**Instrucciones:**
1 > Responde brevemente estas preguntas sobre el texto acerca de los vendedores de la calle.
(a) ¿Quién firma el texto?
(b) ¿De qué sabores se pregona la nieve?
(c) ¿De qué están al acecho los vendedores en las calles?
2 > Reproduce sin cambios la parte del texto sobre los vendedores de la calle que empieza con las palabras que contienen "La composición del" y termina con "de una transacción.".

VENDEDORES DE LA CALLE

 


 

Por: Melina Morquecho

      Son pregoneros de la calle, sus gritos dan vida a una ciudad dormida en la rutina, hieren al silencio, recorren palmo a palmo su territorio prescrito en un mapa de senderos marcados por su voz.

      Paaaan, ¡Sabrosito y calientito, van a querer!...  ¡Nieve, la Nieve, hay de fresa y de vainilla!...   ¡eloteees, eloteees!... Vendedores con su mercancía a cuestas, doblados por la formula de peso y  tiempo, pero erguidos por la dignidad de su oficio.

      Pululan por la calles de mi ciudad, barquilleros, panaderos, voceadores, aguadores, flaneros, eloteros,  vendedores de verduras de hilos y agujas, de todo; andando, van dejando su huella en la impresión de un estilo personal que los distingue.

      La composición del mensaje es un condicionamiento que sabe a pretexto, el grito es su motivo y la venta el objeto que los lanza al asfalto, la tercería y el concreto.  En las calles están al acecho de una transacción.

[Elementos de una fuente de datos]
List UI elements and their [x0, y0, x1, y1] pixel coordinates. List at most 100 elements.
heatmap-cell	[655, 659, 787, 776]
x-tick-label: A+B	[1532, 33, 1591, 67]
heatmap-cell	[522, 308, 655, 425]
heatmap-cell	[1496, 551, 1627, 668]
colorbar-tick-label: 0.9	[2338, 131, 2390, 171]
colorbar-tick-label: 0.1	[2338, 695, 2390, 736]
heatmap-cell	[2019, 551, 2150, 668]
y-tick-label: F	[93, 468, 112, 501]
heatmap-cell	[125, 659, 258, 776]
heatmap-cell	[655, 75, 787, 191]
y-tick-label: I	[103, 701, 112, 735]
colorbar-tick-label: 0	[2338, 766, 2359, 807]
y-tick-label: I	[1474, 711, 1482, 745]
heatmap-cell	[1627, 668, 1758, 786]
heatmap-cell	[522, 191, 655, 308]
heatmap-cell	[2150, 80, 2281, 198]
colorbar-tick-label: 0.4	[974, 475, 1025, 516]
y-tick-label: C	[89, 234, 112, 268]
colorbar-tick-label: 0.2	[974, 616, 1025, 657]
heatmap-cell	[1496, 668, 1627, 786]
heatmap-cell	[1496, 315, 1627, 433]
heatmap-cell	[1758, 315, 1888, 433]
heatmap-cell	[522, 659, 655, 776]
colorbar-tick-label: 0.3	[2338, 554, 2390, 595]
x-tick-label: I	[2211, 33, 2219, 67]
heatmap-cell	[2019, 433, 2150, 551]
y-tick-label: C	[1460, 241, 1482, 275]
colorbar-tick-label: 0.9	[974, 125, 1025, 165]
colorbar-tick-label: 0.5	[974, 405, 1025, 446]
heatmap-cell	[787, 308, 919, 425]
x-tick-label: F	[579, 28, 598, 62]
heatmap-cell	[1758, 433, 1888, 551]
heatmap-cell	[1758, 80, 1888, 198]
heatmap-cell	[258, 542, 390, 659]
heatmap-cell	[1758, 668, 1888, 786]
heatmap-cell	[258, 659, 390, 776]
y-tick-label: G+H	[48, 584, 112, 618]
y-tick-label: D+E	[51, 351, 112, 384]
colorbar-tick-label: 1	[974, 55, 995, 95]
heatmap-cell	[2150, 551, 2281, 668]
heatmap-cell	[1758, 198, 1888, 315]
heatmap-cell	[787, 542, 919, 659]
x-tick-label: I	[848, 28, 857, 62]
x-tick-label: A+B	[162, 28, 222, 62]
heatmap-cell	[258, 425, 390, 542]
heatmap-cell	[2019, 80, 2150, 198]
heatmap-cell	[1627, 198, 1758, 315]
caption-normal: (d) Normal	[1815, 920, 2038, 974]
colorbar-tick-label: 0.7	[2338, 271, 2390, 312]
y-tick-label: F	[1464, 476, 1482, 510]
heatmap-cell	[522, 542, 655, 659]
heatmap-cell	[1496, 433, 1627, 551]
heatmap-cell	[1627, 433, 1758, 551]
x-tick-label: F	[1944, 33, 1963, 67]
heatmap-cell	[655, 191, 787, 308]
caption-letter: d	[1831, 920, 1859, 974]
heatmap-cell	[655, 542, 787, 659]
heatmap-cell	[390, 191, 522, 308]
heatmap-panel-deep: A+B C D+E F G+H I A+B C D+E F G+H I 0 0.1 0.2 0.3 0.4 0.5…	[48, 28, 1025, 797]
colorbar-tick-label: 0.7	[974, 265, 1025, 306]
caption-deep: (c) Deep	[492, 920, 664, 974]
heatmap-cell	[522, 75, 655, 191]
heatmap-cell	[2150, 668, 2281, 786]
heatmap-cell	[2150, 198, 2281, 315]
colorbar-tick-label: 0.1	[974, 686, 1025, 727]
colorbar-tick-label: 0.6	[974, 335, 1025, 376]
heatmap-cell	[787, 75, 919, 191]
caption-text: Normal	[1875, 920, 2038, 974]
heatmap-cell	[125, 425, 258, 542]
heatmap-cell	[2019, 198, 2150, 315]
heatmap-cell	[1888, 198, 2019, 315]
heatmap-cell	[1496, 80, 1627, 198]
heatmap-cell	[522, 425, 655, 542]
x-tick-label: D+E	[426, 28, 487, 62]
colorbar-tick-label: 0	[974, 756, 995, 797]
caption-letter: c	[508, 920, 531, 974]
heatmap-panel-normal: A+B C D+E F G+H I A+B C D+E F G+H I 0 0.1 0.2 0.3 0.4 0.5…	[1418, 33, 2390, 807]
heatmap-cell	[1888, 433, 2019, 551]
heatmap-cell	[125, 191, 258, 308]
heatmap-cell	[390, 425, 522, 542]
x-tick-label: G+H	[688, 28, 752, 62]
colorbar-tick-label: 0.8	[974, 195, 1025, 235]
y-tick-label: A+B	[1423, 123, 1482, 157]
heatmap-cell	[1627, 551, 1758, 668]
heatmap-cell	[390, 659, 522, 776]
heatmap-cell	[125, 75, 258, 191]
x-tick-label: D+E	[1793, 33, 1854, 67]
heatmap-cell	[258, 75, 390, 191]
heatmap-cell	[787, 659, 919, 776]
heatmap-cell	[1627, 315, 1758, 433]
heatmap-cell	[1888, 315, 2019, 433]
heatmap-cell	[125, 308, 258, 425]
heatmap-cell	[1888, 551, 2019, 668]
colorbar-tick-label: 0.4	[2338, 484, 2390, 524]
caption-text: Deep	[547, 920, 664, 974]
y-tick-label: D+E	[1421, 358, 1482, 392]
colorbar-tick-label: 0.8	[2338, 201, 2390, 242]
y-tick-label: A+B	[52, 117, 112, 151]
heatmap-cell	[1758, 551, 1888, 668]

**Respuestas por tarea:**
1 >
(a) Melina Morquecho.
(b) De fresa y de vainilla.
(c) De una transacción.

2 >
La composición del mensaje es un condicionamiento que sabe a pretexto, el grito es su motivo y la venta el objeto que los lanza al asfalto, la tercería y el concreto.  En las calles están al acecho de una transacción.